§ Given request
Will you restate verbatim the lines running from the line with "Decode this image" to the end of the data, leaving out everything else?

** START OF Supplied data **

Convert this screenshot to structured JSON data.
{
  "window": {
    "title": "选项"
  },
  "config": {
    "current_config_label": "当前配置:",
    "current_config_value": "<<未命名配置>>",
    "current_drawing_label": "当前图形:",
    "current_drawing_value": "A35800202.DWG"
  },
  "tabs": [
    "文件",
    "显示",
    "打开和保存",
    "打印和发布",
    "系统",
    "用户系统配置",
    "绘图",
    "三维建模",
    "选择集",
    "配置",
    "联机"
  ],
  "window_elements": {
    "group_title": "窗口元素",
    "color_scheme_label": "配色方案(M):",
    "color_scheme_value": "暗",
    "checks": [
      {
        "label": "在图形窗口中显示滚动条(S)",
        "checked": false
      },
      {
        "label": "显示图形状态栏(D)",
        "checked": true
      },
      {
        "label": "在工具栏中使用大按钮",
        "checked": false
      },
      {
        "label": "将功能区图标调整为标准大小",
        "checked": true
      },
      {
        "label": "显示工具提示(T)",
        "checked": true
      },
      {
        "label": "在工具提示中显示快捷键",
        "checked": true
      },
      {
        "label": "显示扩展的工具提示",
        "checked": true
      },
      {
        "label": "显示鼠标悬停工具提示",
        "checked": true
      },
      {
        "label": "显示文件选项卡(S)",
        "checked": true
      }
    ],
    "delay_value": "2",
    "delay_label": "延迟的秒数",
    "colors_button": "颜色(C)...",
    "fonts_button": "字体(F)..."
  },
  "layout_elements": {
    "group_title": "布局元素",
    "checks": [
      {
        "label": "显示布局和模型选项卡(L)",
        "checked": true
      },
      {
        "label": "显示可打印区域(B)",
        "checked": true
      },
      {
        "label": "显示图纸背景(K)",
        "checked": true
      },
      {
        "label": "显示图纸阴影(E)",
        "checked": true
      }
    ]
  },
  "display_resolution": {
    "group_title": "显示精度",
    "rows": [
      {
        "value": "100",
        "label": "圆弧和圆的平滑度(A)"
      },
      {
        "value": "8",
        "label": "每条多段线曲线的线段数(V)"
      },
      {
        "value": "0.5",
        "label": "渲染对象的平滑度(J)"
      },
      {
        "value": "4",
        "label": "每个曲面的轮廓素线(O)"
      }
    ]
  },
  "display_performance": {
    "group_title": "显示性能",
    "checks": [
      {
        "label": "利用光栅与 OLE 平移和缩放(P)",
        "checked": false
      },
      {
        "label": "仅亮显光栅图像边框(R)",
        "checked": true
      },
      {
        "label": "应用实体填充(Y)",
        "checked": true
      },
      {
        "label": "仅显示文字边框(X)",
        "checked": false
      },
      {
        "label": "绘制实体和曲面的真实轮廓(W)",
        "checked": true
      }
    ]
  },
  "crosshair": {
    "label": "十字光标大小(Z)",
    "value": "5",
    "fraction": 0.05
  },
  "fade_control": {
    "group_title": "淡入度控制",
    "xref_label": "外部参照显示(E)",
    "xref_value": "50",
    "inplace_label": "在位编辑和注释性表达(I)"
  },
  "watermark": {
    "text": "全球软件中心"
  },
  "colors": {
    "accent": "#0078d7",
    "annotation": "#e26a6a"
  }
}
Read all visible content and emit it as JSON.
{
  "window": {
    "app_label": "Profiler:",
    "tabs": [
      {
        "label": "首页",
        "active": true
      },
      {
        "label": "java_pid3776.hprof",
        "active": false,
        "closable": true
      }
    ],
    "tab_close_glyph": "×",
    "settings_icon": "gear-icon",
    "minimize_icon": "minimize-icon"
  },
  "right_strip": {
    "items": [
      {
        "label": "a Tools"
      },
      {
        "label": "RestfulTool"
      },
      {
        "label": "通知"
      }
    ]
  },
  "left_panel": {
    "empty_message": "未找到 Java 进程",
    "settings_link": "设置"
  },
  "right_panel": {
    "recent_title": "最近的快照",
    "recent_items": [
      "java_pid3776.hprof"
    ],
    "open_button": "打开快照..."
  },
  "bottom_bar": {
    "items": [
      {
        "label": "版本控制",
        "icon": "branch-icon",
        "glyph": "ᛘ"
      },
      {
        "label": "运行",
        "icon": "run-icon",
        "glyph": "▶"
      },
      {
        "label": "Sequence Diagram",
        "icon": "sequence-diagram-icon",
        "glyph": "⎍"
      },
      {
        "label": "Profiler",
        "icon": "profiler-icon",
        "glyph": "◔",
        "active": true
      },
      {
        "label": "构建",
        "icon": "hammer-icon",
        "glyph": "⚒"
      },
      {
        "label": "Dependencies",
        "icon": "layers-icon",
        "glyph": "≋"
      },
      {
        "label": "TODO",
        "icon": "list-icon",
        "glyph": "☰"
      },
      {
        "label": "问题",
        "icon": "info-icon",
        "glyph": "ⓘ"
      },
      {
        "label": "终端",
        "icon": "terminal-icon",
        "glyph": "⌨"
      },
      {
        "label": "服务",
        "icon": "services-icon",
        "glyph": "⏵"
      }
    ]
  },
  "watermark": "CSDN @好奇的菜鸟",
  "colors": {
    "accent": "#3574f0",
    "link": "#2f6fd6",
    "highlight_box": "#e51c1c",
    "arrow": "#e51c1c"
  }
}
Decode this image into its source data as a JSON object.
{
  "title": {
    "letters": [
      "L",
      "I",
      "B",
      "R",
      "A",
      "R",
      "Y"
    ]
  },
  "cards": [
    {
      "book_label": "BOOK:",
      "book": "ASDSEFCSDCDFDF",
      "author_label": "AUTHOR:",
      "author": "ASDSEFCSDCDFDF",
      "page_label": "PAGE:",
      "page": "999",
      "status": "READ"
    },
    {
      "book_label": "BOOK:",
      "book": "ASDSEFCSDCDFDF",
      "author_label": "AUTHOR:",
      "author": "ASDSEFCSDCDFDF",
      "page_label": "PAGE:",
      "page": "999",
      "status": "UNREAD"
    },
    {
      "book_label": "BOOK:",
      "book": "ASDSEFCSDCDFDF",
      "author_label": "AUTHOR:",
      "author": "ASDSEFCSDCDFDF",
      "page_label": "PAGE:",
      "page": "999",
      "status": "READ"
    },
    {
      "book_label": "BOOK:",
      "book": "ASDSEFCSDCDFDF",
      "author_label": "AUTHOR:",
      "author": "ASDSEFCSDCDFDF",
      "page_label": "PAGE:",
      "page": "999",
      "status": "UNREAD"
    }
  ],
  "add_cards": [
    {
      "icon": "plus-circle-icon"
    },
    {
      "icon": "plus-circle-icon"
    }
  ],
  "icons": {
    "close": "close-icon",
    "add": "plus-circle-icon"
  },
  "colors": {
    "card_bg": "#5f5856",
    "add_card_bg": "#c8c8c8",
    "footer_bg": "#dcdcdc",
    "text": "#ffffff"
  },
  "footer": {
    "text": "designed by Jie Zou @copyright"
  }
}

** END OF Supplied data **

§ Result for this exercise
Decode this image into its source data as a JSON object.
{
  "title": {
    "letters": [
      "L",
      "I",
      "B",
      "R",
      "A",
      "R",
      "Y"
    ]
  },
  "cards": [
    {
      "book_label": "BOOK:",
      "book": "ASDSEFCSDCDFDF",
      "author_label": "AUTHOR:",
      "author": "ASDSEFCSDCDFDF",
      "page_label": "PAGE:",
      "page": "999",
      "status": "READ"
    },
    {
      "book_label": "BOOK:",
      "book": "ASDSEFCSDCDFDF",
      "author_label": "AUTHOR:",
      "author": "ASDSEFCSDCDFDF",
      "page_label": "PAGE:",
      "page": "999",
      "status": "UNREAD"
    },
    {
      "book_label": "BOOK:",
      "book": "ASDSEFCSDCDFDF",
      "author_label": "AUTHOR:",
      "author": "ASDSEFCSDCDFDF",
      "page_label": "PAGE:",
      "page": "999",
      "status": "READ"
    },
    {
      "book_label": "BOOK:",
      "book": "ASDSEFCSDCDFDF",
      "author_label": "AUTHOR:",
      "author": "ASDSEFCSDCDFDF",
      "page_label": "PAGE:",
      "page": "999",
      "status": "UNREAD"
    }
  ],
  "add_cards": [
    {
      "icon": "plus-circle-icon"
    },
    {
      "icon": "plus-circle-icon"
    }
  ],
  "icons": {
    "close": "close-icon",
    "add": "plus-circle-icon"
  },
  "colors": {
    "card_bg": "#5f5856",
    "add_card_bg": "#c8c8c8",
    "footer_bg": "#dcdcdc",
    "text": "#ffffff"
  },
  "footer": {
    "text": "designed by Jie Zou @copyright"
  }
}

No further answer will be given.